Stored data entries

+---+

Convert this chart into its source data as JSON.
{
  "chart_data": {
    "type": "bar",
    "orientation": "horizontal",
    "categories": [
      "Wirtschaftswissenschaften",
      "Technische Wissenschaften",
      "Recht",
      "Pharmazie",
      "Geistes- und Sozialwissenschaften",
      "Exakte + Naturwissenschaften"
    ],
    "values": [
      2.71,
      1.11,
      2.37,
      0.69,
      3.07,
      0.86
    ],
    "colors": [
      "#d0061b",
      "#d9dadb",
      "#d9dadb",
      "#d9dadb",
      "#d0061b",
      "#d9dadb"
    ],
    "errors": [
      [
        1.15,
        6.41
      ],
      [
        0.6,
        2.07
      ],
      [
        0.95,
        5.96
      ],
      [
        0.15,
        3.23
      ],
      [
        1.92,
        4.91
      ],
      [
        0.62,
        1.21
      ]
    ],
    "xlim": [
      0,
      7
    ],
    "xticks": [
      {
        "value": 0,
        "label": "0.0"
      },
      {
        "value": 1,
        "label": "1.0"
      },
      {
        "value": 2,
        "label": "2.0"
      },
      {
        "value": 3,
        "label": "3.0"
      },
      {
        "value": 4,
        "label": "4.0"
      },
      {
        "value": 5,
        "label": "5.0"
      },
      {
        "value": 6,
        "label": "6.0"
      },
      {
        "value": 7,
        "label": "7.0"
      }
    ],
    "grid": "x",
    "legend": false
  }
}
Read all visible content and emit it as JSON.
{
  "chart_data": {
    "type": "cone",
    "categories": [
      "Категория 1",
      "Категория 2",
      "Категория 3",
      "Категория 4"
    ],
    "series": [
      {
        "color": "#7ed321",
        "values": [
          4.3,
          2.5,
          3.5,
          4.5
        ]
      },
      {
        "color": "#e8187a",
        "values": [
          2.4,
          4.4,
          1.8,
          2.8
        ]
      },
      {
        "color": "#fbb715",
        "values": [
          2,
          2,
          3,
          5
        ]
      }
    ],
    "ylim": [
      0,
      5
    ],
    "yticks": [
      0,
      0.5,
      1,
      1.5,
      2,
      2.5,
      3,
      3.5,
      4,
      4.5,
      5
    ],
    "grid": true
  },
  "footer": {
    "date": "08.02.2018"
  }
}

+---+

AIM →
Pull out every line in the material above where "label" occurs.

WORKED SOLUTION →
        "label": "0.0"
        "label": "1.0"
        "label": "2.0"
        "label": "3.0"
        "label": "4.0"
        "label": "5.0"
        "label": "6.0"
        "label": "7.0"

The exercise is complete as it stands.